▶ Data to use:
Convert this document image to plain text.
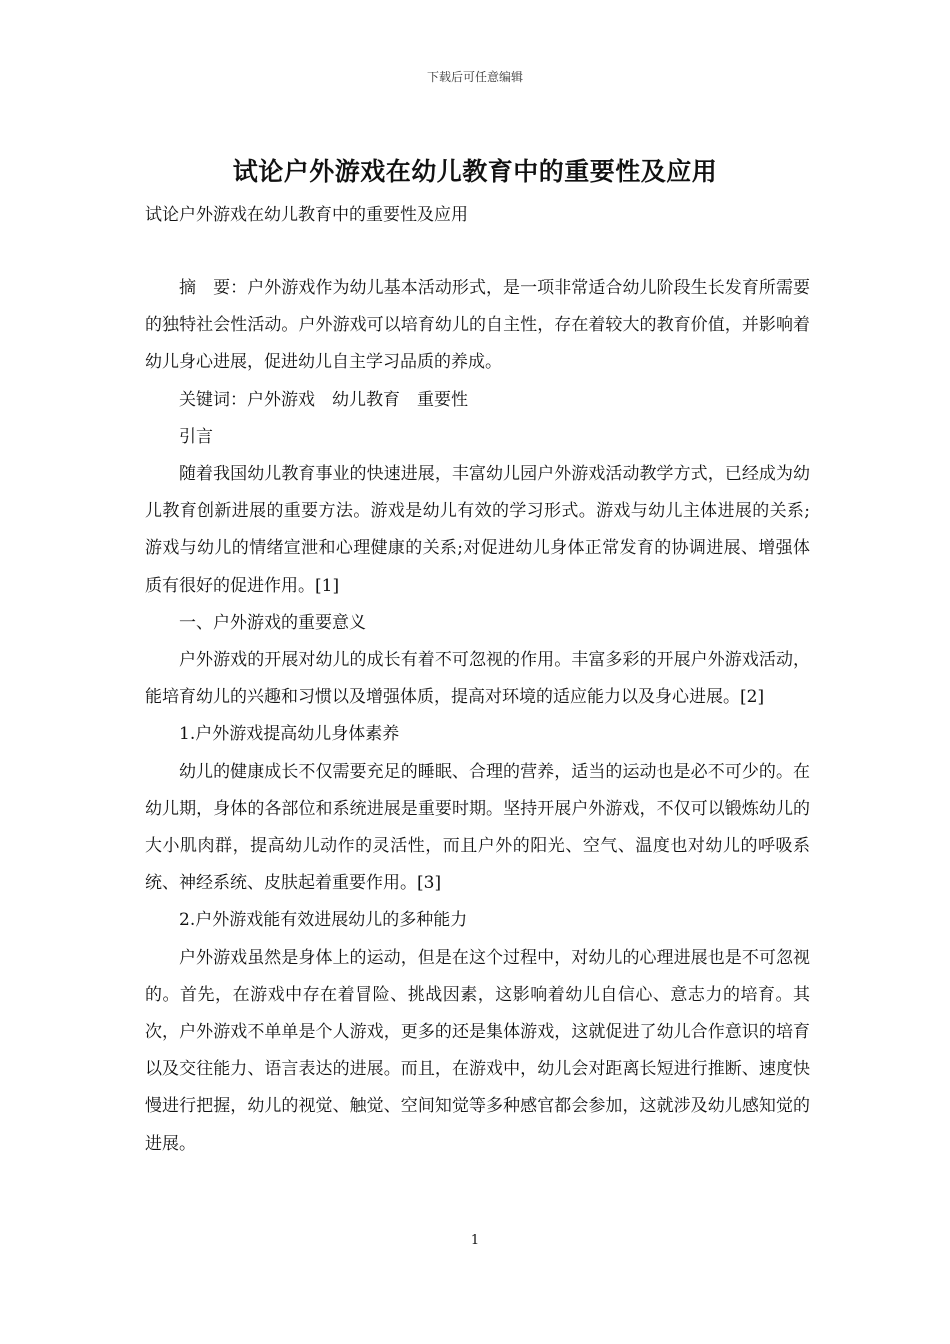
下载后可任意编辑
试论户外游戏在幼儿教育中的重要性及应用
试论户外游戏在幼儿教育中的重要性及应用

摘　要：户外游戏作为幼儿基本活动形式，是一项非常适合幼儿阶段生长发育所需要的独特社会性活动。户外游戏可以培育幼儿的自主性，存在着较大的教育价值，并影响着幼儿身心进展，促进幼儿自主学习品质的养成。

关键词：户外游戏　幼儿教育　重要性

引言

随着我国幼儿教育事业的快速进展，丰富幼儿园户外游戏活动教学方式，已经成为幼儿教育创新进展的重要方法。游戏是幼儿有效的学习形式。游戏与幼儿主体进展的关系;游戏与幼儿的情绪宣泄和心理健康的关系;对促进幼儿身体正常发育的协调进展、增强体质有很好的促进作用。[1]

一、户外游戏的重要意义

户外游戏的开展对幼儿的成长有着不可忽视的作用。丰富多彩的开展户外游戏活动，能培育幼儿的兴趣和习惯以及增强体质，提高对环境的适应能力以及身心进展。[2]

1.户外游戏提高幼儿身体素养

幼儿的健康成长不仅需要充足的睡眠、合理的营养，适当的运动也是必不可少的。在幼儿期，身体的各部位和系统进展是重要时期。坚持开展户外游戏，不仅可以锻炼幼儿的大小肌肉群，提高幼儿动作的灵活性，而且户外的阳光、空气、温度也对幼儿的呼吸系统、神经系统、皮肤起着重要作用。[3]

2.户外游戏能有效进展幼儿的多种能力

户外游戏虽然是身体上的运动，但是在这个过程中，对幼儿的心理进展也是不可忽视的。首先，在游戏中存在着冒险、挑战因素，这影响着幼儿自信心、意志力的培育。其次，户外游戏不单单是个人游戏，更多的还是集体游戏，这就促进了幼儿合作意识的培育以及交往能力、语言表达的进展。而且，在游戏中，幼儿会对距离长短进行推断、速度快慢进行把握，幼儿的视觉、触觉、空间知觉等多种感官都会参加，这就涉及幼儿感知觉的进展。

1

▶ Exercise prompt: Return all of the entries exactly as written, but drop any pictures they hold.

▶ Output below:
Convert this document image to plain text.
下载后可任意编辑
试论户外游戏在幼儿教育中的重要性及应用
试论户外游戏在幼儿教育中的重要性及应用

摘　要：户外游戏作为幼儿基本活动形式，是一项非常适合幼儿阶段生长发育所需要的独特社会性活动。户外游戏可以培育幼儿的自主性，存在着较大的教育价值，并影响着幼儿身心进展，促进幼儿自主学习品质的养成。

关键词：户外游戏　幼儿教育　重要性

引言

随着我国幼儿教育事业的快速进展，丰富幼儿园户外游戏活动教学方式，已经成为幼儿教育创新进展的重要方法。游戏是幼儿有效的学习形式。游戏与幼儿主体进展的关系;游戏与幼儿的情绪宣泄和心理健康的关系;对促进幼儿身体正常发育的协调进展、增强体质有很好的促进作用。[1]

一、户外游戏的重要意义

户外游戏的开展对幼儿的成长有着不可忽视的作用。丰富多彩的开展户外游戏活动，能培育幼儿的兴趣和习惯以及增强体质，提高对环境的适应能力以及身心进展。[2]

1.户外游戏提高幼儿身体素养

幼儿的健康成长不仅需要充足的睡眠、合理的营养，适当的运动也是必不可少的。在幼儿期，身体的各部位和系统进展是重要时期。坚持开展户外游戏，不仅可以锻炼幼儿的大小肌肉群，提高幼儿动作的灵活性，而且户外的阳光、空气、温度也对幼儿的呼吸系统、神经系统、皮肤起着重要作用。[3]

2.户外游戏能有效进展幼儿的多种能力

户外游戏虽然是身体上的运动，但是在这个过程中，对幼儿的心理进展也是不可忽视的。首先，在游戏中存在着冒险、挑战因素，这影响着幼儿自信心、意志力的培育。其次，户外游戏不单单是个人游戏，更多的还是集体游戏，这就促进了幼儿合作意识的培育以及交往能力、语言表达的进展。而且，在游戏中，幼儿会对距离长短进行推断、速度快慢进行把握，幼儿的视觉、触觉、空间知觉等多种感官都会参加，这就涉及幼儿感知觉的进展。

1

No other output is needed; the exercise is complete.